Problem description
From the listing below, extract each line containing the string "Teachers".

Records supplied
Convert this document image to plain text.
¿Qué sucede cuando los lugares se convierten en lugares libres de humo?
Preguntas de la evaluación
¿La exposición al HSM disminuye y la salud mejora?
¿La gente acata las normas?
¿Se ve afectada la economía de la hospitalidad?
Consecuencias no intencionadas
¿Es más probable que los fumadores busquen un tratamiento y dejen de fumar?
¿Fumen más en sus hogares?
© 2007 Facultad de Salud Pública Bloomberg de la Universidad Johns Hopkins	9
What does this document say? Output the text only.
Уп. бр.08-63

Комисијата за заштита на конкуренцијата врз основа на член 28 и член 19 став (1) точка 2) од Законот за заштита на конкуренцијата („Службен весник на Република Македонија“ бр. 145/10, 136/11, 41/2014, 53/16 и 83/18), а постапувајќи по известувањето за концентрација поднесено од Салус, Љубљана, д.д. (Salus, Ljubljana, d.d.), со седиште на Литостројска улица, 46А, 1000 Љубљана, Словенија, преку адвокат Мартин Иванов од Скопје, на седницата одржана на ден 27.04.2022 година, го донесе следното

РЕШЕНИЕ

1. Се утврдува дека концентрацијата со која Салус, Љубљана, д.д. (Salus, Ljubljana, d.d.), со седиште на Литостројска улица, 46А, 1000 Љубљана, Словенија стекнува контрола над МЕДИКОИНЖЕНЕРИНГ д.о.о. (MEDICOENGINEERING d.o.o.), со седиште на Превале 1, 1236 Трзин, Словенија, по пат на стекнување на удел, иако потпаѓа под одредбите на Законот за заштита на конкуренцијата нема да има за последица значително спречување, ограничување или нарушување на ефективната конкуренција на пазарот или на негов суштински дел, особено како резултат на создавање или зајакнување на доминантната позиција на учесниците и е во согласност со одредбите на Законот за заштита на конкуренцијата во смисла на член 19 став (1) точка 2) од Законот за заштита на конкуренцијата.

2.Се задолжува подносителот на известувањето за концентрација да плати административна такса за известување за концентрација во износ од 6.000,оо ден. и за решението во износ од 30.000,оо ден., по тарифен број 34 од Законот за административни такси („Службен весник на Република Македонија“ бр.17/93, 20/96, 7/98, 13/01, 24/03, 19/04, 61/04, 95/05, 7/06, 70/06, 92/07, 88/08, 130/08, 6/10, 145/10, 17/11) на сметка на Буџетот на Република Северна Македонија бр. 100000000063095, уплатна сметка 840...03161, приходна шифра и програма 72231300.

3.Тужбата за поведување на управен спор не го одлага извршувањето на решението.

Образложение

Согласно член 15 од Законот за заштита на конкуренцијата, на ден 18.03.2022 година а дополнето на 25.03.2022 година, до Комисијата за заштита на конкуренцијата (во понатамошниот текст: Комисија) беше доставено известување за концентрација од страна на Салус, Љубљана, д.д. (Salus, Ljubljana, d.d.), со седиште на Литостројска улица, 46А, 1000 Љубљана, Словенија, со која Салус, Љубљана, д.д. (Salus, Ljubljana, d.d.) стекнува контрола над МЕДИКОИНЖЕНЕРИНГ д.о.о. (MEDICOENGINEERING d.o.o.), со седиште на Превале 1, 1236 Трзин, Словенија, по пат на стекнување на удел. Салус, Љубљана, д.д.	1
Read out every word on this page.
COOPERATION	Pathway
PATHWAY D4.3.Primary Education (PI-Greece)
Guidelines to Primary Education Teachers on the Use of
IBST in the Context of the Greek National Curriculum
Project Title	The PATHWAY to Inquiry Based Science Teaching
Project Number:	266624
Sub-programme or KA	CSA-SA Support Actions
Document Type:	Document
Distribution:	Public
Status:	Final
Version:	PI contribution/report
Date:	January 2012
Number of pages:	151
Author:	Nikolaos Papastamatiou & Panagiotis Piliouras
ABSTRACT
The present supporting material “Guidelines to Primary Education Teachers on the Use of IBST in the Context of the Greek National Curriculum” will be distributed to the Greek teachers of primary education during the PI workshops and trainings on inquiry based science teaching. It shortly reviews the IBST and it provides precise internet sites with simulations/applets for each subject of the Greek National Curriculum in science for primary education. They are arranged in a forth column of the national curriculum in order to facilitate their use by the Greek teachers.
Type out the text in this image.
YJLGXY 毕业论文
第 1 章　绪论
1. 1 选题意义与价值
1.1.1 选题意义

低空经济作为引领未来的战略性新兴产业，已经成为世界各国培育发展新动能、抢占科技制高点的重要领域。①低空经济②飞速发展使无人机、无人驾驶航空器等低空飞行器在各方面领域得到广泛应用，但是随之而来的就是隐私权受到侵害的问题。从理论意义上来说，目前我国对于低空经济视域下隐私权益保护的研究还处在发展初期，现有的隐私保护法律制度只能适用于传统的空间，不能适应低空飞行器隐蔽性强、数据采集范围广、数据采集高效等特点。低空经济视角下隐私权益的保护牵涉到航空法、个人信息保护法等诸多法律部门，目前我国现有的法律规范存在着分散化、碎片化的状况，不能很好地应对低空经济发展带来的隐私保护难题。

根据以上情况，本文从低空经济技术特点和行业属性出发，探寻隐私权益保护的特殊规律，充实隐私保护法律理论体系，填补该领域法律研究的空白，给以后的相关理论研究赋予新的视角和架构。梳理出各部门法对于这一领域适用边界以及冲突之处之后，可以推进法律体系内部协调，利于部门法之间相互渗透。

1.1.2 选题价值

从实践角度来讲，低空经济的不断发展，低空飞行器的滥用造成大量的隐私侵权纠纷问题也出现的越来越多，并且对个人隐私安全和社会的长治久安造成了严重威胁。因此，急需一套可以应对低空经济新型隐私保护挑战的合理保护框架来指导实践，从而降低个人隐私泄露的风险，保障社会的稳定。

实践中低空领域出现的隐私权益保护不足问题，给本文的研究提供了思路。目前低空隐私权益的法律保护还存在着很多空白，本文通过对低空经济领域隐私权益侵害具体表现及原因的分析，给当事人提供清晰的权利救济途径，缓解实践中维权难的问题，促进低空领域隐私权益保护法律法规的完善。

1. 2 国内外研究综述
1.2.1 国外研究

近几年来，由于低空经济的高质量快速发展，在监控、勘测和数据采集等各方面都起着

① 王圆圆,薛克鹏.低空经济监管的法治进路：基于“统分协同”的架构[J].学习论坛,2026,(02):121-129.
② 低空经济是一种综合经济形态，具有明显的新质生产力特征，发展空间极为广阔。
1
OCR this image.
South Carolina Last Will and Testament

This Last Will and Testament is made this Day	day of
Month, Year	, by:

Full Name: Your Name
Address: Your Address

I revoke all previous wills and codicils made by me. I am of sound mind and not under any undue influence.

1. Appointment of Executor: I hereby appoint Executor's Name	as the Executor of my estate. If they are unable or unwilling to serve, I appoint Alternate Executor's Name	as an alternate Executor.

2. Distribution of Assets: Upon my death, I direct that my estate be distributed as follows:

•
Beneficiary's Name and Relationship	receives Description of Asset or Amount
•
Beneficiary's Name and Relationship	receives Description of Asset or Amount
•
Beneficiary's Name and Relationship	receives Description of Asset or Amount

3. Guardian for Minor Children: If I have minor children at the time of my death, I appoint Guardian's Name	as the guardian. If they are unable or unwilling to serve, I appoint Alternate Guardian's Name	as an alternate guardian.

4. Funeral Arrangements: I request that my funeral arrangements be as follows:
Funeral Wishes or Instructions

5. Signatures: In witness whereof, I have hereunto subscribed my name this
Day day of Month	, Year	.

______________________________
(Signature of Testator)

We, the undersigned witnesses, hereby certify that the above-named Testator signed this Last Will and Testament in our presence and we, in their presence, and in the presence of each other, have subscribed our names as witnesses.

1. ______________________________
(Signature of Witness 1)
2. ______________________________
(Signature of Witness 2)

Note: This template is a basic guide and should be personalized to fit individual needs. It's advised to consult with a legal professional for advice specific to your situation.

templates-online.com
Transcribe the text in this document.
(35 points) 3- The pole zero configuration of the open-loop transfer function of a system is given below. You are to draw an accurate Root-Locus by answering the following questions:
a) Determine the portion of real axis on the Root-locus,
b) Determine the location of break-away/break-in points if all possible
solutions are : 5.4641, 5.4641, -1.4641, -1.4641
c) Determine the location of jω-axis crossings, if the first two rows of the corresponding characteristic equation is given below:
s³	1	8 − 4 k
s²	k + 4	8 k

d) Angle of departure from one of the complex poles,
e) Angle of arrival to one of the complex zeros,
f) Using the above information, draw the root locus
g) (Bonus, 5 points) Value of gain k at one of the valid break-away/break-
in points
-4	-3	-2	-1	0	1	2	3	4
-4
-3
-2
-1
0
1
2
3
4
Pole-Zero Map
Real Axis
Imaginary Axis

Correct output
Guidelines to Primary Education Teachers on the Use of
The present supporting material “Guidelines to Primary Education Teachers on the Use of IBST in the Context of the Greek National Curriculum” will be distributed to the Greek teachers of primary education during the PI workshops and trainings on inquiry based science teaching. It shortly reviews the IBST and it provides precise internet sites with simulations/applets for each subject of the Greek National Curriculum in science for primary education. They are arranged in a forth column of the national curriculum in order to facilitate their use by the Greek teachers.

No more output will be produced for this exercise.